### [PROBLEM A]
From the passage on Caitanya and Bengali theatre, list every play named as one Caitanya performed.
### [PROBLEM B]
Extend the passage on Caitanya and Bengali theatre, picking up from its final line.

BEGIN TEXT SECTION

Could you tell us how Sri Chaitanya Prabhu influenced Bengali theatre and how theatre influenced the Bhakti movement?

The stories of Kṛṣṇa were spread extensively through theatre and performances by the Vaiṣṇavas in an extraordinary way. The essential element of Vaiṣṇava philosophy is ‘Kṛṣṇa Bhakti’. Bhakti or devotion was fostered by dancing, singing and playing of music by the Vaiṣṇavas; Sri Caitanya improvised the form of Kīrtan to Nagarkīrtan, which included congregation, procession, music, dance, ecstasy and devotion. Caitanya’s Gauḍiya Vaiṣṇavism also offered the conjoint involvement of the ‘Dhārmic’ practice and Theatre in the same holy space. Caitanya used to arrange for various theatrical performances on different ‘tithis’ and would act different characters himself. He understood the power of theatre and used it best to reach the common people.

During his stay in Nadia, Caitanya directed and acted in many plays, which later enriched and revived the folk form ‘Jātrā’ in Bengal. Śrī Caitanya’s theatrical performances were inspired by the poetic works of Canḍīdās, Jayadeva, Vidyāpati and other early poets of Eastern India. Kṛṣṇadās Kavirāj writes, “Canḍīdās Vidyāpati Rāyer Nāṭakgīti / Karṇāmṛta Śrīgītagovinda / Svarūp Rāmānanda Sane Mahāprabhu Rātri Dine / Gāy Śune Parama Ānanda” (Śrī Śrī Caitanyacaritāmṛta). The Gosvamins and other contemporary followers of Caitanya were equally adept and accomplished in the field of theatre. Śrī Caitanya encouraged his followers and associates to explore the art of performance and write and perform plays and use theatre as a medium to develop and promote Vaiṣṇavism. Life and works of Nityānanda Prabhu, Rūpa Gosvāmin, Rāi Rāmananda, Kavi Karnapura and many others reiterate the claim. The unique Rāganūraga Bhakti Sādhana of Gauḍiya Vaiṣṇavism is based on rasa theory.

Prof. Darshan Choudhury states a few significant points on the style and form of Caitanya’s theatre performance, which I feel might have influenced later Bengali theatre. He states that Caitanya performed ‘Rukmini Haran’ and ‘Vrajalīlā’ in Nadia and performed ‘Vrajalīlā’ and ‘Rāvanbadh’ in Neelachal, Orissa. He enlists the following features:

  1. The performance used to happen in an open space
  2. The play was not written or well-rehearsed, only the theme of the play was fixed
  3. The songs were well prepared and rehearsed
  4. Dialogues were instantly improvised to complement the theme and include dance.
  5. The male actors played all the roles.
  6. The older characters created humour and played comic roles.

END TEXT SECTION
BEGIN RECORDED DATA

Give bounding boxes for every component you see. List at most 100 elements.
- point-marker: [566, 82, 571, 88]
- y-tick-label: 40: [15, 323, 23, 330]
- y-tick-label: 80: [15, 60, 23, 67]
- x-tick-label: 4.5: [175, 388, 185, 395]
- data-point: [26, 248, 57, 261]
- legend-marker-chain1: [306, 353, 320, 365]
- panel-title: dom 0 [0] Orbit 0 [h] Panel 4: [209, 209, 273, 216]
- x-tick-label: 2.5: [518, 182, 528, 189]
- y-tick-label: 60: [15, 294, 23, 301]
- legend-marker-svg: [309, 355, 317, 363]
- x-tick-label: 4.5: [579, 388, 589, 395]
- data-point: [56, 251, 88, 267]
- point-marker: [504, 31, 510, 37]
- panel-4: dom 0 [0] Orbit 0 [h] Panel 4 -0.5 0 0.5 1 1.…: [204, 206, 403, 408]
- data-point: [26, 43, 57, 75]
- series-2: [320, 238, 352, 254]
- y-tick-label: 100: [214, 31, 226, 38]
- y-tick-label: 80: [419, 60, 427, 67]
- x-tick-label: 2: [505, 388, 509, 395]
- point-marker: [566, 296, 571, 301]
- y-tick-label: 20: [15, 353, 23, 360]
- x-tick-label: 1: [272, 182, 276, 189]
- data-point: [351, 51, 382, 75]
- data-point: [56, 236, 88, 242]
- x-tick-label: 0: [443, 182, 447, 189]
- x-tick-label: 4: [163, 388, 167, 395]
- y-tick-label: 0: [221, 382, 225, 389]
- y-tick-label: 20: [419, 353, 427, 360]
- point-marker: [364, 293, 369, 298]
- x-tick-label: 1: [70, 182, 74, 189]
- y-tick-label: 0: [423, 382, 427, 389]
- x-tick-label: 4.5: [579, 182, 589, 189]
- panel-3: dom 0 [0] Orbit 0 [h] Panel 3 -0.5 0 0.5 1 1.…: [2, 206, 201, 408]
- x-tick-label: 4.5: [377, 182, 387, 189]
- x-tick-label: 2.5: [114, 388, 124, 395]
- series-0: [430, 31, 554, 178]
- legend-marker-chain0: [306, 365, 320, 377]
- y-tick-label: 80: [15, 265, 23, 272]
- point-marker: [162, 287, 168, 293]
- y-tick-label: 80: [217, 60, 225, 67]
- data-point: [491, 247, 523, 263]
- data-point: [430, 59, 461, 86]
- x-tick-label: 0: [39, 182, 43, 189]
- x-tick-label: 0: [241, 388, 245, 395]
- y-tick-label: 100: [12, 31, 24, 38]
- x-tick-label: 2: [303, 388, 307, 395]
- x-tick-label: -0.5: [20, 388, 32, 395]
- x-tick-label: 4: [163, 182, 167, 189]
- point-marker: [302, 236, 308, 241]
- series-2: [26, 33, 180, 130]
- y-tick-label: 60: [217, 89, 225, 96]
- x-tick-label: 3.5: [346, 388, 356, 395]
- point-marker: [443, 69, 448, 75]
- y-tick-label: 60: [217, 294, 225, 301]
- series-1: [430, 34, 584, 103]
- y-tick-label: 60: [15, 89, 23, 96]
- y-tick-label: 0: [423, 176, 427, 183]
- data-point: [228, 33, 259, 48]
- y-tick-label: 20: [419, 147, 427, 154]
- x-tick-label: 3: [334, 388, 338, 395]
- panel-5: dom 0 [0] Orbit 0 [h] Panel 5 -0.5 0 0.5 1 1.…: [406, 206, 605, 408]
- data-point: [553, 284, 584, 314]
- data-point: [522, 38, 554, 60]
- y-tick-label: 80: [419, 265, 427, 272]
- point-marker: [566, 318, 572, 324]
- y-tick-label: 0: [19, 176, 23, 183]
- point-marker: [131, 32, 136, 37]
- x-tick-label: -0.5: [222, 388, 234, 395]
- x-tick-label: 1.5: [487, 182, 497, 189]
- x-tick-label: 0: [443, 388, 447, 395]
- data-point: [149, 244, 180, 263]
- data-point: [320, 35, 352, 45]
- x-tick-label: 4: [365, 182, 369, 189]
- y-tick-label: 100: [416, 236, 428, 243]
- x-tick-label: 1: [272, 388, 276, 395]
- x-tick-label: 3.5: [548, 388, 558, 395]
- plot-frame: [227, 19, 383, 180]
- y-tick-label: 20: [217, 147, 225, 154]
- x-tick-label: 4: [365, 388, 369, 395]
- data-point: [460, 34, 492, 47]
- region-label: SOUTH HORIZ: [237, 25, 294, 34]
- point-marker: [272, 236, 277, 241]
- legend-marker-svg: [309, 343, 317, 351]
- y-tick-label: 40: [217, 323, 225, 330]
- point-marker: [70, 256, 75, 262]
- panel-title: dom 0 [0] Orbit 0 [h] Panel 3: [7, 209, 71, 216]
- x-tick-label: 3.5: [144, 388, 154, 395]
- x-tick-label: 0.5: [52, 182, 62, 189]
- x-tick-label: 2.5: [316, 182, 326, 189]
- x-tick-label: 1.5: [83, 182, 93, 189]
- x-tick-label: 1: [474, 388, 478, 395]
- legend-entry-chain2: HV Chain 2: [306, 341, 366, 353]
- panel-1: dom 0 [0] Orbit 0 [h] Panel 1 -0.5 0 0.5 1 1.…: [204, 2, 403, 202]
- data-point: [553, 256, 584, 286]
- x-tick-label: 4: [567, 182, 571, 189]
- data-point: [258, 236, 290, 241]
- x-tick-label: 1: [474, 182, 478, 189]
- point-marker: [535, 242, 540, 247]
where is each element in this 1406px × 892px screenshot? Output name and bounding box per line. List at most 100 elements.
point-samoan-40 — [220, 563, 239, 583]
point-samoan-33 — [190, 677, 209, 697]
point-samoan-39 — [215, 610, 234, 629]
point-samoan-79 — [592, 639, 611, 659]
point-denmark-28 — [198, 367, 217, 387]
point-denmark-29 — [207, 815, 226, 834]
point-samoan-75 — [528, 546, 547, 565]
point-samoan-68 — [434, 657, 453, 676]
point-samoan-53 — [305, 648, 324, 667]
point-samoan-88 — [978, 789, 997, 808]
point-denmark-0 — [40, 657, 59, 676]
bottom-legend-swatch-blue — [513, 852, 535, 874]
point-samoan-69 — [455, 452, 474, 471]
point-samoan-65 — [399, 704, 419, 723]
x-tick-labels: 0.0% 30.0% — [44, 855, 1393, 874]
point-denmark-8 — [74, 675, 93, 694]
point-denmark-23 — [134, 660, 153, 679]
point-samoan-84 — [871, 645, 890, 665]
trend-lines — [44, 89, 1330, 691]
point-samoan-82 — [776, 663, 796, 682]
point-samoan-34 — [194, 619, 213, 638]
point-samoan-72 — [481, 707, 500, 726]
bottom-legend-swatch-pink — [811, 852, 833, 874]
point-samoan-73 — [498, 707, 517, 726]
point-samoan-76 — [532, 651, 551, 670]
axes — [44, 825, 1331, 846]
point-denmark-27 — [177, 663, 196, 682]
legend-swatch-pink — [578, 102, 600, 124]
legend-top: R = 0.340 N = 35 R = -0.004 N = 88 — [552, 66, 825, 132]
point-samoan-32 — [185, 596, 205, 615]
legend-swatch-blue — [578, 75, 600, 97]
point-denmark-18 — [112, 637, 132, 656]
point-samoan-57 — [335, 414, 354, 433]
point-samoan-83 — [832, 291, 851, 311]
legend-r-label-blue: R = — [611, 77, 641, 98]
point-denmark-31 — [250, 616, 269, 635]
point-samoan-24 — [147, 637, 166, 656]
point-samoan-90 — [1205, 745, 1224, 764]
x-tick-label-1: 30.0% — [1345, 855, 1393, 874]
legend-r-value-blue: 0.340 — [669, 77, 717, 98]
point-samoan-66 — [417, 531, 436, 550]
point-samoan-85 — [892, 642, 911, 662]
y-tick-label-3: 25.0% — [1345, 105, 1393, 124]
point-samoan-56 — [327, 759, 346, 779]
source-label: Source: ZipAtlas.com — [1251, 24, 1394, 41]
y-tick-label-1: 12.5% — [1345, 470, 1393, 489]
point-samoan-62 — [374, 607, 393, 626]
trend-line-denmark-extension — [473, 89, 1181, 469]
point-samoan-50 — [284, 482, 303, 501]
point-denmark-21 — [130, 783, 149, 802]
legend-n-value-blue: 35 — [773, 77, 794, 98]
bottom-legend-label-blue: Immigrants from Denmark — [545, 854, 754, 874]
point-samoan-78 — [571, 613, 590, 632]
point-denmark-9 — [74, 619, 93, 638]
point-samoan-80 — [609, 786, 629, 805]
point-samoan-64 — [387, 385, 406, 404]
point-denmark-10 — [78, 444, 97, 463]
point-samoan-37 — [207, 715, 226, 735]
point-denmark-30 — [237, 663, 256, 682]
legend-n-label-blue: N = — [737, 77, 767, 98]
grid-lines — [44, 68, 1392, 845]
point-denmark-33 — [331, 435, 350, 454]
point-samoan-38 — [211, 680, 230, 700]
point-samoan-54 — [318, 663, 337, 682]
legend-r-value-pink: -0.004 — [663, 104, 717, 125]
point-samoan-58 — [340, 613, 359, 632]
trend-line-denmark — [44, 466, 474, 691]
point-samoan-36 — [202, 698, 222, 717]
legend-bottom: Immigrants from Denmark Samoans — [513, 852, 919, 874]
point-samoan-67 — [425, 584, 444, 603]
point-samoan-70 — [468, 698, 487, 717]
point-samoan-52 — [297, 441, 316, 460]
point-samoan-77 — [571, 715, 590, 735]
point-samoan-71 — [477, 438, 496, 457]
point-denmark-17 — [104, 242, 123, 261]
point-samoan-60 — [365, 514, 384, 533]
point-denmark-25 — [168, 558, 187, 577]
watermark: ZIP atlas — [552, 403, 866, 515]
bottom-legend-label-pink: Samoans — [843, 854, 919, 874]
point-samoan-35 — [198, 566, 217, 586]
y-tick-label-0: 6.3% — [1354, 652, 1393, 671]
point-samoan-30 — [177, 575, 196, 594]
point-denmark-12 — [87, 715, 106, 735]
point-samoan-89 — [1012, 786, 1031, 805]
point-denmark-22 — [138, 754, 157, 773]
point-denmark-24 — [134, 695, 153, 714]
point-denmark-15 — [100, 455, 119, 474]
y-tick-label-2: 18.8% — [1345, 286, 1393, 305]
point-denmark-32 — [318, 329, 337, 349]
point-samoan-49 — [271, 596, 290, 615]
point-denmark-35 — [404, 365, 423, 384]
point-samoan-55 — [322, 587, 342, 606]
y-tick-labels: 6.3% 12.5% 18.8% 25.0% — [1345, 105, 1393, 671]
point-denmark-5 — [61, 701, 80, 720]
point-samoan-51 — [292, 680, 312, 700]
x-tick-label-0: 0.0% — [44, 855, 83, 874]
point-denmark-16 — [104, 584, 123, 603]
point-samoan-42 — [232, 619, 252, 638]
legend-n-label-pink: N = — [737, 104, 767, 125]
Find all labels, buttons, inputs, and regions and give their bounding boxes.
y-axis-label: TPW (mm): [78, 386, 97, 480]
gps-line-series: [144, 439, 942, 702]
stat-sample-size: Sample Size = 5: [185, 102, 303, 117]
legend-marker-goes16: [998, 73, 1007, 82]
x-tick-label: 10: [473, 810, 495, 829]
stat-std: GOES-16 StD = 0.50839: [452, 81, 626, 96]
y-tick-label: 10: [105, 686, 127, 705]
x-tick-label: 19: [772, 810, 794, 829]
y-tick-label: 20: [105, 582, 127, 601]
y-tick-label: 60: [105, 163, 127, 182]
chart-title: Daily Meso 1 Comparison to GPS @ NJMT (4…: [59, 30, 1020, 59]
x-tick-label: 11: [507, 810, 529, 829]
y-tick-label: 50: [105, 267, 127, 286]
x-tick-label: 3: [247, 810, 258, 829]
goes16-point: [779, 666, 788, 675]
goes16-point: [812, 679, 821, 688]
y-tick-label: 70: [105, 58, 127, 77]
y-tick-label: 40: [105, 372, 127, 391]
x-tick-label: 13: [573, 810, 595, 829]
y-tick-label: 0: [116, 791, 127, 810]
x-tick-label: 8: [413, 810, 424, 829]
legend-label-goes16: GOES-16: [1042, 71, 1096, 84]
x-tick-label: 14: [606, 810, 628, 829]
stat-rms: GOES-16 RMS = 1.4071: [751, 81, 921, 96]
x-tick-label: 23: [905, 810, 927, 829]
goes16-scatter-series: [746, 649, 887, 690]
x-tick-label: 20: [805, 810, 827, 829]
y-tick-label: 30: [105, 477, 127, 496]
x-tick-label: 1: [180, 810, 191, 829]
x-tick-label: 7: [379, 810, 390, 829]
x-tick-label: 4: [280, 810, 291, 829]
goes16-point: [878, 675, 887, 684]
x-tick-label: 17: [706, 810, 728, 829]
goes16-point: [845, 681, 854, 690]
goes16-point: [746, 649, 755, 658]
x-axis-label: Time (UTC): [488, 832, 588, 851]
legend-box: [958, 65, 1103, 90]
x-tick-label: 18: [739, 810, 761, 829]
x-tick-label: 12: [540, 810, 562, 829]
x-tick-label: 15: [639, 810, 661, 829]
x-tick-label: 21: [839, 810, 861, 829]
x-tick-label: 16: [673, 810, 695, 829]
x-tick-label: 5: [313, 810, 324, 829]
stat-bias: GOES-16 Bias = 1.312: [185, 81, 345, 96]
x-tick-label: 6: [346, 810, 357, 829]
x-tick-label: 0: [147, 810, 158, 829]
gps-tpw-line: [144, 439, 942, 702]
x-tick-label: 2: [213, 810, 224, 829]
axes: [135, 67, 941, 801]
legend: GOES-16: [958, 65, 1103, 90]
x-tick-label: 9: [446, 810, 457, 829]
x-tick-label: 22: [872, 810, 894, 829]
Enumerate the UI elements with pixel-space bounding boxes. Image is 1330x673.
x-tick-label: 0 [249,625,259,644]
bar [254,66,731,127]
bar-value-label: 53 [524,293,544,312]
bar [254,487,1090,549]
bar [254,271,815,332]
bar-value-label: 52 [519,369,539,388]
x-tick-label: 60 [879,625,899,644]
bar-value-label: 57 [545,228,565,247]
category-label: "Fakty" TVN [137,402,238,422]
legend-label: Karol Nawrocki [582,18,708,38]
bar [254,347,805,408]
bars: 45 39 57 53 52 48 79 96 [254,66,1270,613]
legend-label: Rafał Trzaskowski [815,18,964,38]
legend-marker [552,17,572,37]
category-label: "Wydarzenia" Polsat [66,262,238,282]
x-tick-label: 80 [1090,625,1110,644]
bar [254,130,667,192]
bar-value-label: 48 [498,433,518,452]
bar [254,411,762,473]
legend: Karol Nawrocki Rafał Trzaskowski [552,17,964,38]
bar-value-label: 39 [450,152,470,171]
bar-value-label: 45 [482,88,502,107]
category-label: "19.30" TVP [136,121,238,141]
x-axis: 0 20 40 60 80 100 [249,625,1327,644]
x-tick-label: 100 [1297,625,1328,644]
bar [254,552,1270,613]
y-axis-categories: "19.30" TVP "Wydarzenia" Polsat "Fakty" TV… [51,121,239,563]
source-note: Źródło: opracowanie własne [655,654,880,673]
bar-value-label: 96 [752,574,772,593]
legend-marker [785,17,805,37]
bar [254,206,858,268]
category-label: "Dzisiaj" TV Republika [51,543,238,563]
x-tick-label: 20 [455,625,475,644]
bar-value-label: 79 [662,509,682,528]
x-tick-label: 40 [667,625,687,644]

END RECORDED DATA

### [RESULT A]
Rukmini Haran, Vrajalīlā, Rāvanbadh

### [RESULT B]
  7. Make-up and costume were important.
  8. There was entry and exit in the performance.
  9. Religious feelings and devotion were the raison d’ ětre of the performance

There is a strong debate on the form and style of Caitanya’s performance. While Jātrā is a common feature of his performance, scholars propose three different possibilities from the statement of Caitanya: ‘Āji Nṛtya karibāñ ANKAer bidhāne’ [We shall perform according to the rules of ‘anka’]: a. ‘Anka’ as the Assamese Ankīyā Nat, b. ‘Anka’ being one of the ten Rūpakas from Nāṭyaśāstra and c. ‘Anka’ is used as a term for scene division. While Dr Sukumar Sen claims it to be as per the style of Assamese Ankīyā Nat and the form of Sanskrit play, Bhāna, Hossain asserts the claim to be flawed. Hossain points out the difference in a particular word used by Sen in Caitanya’s statement; Sen uses the word ‘Bandhane’, which means bound by rules, whereas Satyendranath Basu uses the word ‘Bidhane’ as per rules. Moreover, the description provided by Virindāvandās gives emphasis on the emotional [Bhakti Bhāva] content of the performance than the technical aspect of the Play. So, Hossain is unable to decipher the style and form and suggests an influence of the Sanskrit play on Caitanya’s performance and an amalgamation of various folk forms of performances with Jātrā. Śankardeva’s Ankīyā Nat is also considered to be a form of Jātrā. The above arguments prompt us to assume that Caitanya’s performance cannot be pocketed in a single form or style, it was extremely dynamic and experimental. The Bengali theatre which had such a dynamic starting point like Caitanya’s performance rarely took the legacy forward and got potentially diluted by the influence of European theatre. However, one can notice the richness that Caitanya provided through his extraordinary form of performance that evolved out of traditional Jātrā.

Caitanya’s performance can be termed Performance Art in modern-day parlance.

What is the role of theatre according to you, is it to elevate the consciousness of the sadhaka to the level of the divine, or is it to be disconnected from any over-expression of religiosity and restrict itself to the aesthetic of performance?

Yes, for me role of theatre is to help an individual evolve, and elevate her or him to a higher realm of understanding the Self. I believe that it raises the consciousness of the performer (sādhaka) to the level of the divine. When an actor or an audience comes out of a performance he or she is purer than before. Performance can lead you to Mokṡa. Sri Ramakrishna is my greatest inspiration and point of anchorage.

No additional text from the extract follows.